(Stored records)
---

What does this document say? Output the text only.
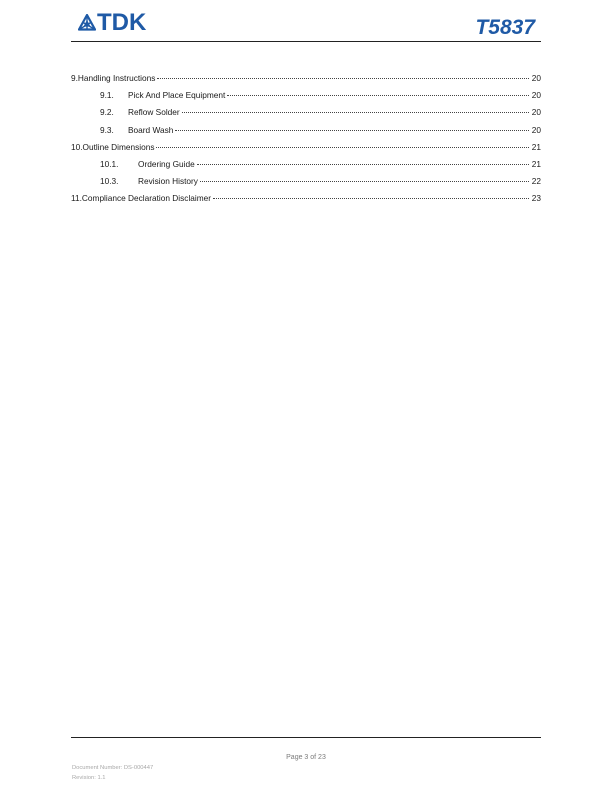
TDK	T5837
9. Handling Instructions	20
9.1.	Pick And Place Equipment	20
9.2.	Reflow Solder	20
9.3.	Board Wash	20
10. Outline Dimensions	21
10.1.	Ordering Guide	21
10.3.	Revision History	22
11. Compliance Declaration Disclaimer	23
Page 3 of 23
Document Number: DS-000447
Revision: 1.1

---

_Goal_
Copy out each line that contains the word "Revision".

_Task solution_
10.3.	Revision History	22
Revision: 1.1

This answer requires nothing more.